## Start Provided data

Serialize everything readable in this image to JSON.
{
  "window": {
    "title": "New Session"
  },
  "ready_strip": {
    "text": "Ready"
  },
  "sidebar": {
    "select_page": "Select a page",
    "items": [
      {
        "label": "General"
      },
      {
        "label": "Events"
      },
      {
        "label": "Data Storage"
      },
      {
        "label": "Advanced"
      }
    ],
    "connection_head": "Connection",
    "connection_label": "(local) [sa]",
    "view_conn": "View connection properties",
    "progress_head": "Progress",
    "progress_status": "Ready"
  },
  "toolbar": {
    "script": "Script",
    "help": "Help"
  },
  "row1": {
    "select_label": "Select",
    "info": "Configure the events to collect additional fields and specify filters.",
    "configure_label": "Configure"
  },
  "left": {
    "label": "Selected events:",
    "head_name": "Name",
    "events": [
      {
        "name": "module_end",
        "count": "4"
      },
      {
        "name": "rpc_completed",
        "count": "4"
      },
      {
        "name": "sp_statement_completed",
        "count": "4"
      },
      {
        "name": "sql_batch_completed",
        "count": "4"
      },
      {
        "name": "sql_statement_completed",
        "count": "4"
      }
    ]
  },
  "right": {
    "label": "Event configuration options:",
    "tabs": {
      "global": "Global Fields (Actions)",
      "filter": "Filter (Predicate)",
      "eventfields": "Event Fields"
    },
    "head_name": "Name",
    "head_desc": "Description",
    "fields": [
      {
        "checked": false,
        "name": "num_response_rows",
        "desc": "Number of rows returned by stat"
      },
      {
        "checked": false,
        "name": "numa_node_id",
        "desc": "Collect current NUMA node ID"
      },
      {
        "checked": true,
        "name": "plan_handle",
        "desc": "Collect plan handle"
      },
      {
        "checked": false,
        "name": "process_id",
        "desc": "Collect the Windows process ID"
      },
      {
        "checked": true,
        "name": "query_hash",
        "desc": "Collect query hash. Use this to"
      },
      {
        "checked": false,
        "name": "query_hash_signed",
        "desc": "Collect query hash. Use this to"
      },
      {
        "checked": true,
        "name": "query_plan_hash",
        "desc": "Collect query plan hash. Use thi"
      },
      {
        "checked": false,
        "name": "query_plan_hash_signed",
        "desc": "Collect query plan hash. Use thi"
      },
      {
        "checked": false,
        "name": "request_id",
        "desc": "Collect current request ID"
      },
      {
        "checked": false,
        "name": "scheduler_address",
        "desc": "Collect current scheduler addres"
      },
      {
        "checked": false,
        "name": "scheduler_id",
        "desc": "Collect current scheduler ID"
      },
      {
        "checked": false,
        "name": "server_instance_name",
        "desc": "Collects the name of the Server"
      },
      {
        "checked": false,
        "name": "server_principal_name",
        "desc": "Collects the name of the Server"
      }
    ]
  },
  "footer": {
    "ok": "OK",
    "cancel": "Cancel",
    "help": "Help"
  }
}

## End Provided data

Print all of the data exactly as it was given.

Output for this exercise:
Serialize everything readable in this image to JSON.
{
  "window": {
    "title": "New Session"
  },
  "ready_strip": {
    "text": "Ready"
  },
  "sidebar": {
    "select_page": "Select a page",
    "items": [
      {
        "label": "General"
      },
      {
        "label": "Events"
      },
      {
        "label": "Data Storage"
      },
      {
        "label": "Advanced"
      }
    ],
    "connection_head": "Connection",
    "connection_label": "(local) [sa]",
    "view_conn": "View connection properties",
    "progress_head": "Progress",
    "progress_status": "Ready"
  },
  "toolbar": {
    "script": "Script",
    "help": "Help"
  },
  "row1": {
    "select_label": "Select",
    "info": "Configure the events to collect additional fields and specify filters.",
    "configure_label": "Configure"
  },
  "left": {
    "label": "Selected events:",
    "head_name": "Name",
    "events": [
      {
        "name": "module_end",
        "count": "4"
      },
      {
        "name": "rpc_completed",
        "count": "4"
      },
      {
        "name": "sp_statement_completed",
        "count": "4"
      },
      {
        "name": "sql_batch_completed",
        "count": "4"
      },
      {
        "name": "sql_statement_completed",
        "count": "4"
      }
    ]
  },
  "right": {
    "label": "Event configuration options:",
    "tabs": {
      "global": "Global Fields (Actions)",
      "filter": "Filter (Predicate)",
      "eventfields": "Event Fields"
    },
    "head_name": "Name",
    "head_desc": "Description",
    "fields": [
      {
        "checked": false,
        "name": "num_response_rows",
        "desc": "Number of rows returned by stat"
      },
      {
        "checked": false,
        "name": "numa_node_id",
        "desc": "Collect current NUMA node ID"
      },
      {
        "checked": true,
        "name": "plan_handle",
        "desc": "Collect plan handle"
      },
      {
        "checked": false,
        "name": "process_id",
        "desc": "Collect the Windows process ID"
      },
      {
        "checked": true,
        "name": "query_hash",
        "desc": "Collect query hash. Use this to"
      },
      {
        "checked": false,
        "name": "query_hash_signed",
        "desc": "Collect query hash. Use this to"
      },
      {
        "checked": true,
        "name": "query_plan_hash",
        "desc": "Collect query plan hash. Use thi"
      },
      {
        "checked": false,
        "name": "query_plan_hash_signed",
        "desc": "Collect query plan hash. Use thi"
      },
      {
        "checked": false,
        "name": "request_id",
        "desc": "Collect current request ID"
      },
      {
        "checked": false,
        "name": "scheduler_address",
        "desc": "Collect current scheduler addres"
      },
      {
        "checked": false,
        "name": "scheduler_id",
        "desc": "Collect current scheduler ID"
      },
      {
        "checked": false,
        "name": "server_instance_name",
        "desc": "Collects the name of the Server"
      },
      {
        "checked": false,
        "name": "server_principal_name",
        "desc": "Collects the name of the Server"
      }
    ]
  },
  "footer": {
    "ok": "OK",
    "cancel": "Cancel",
    "help": "Help"
  }
}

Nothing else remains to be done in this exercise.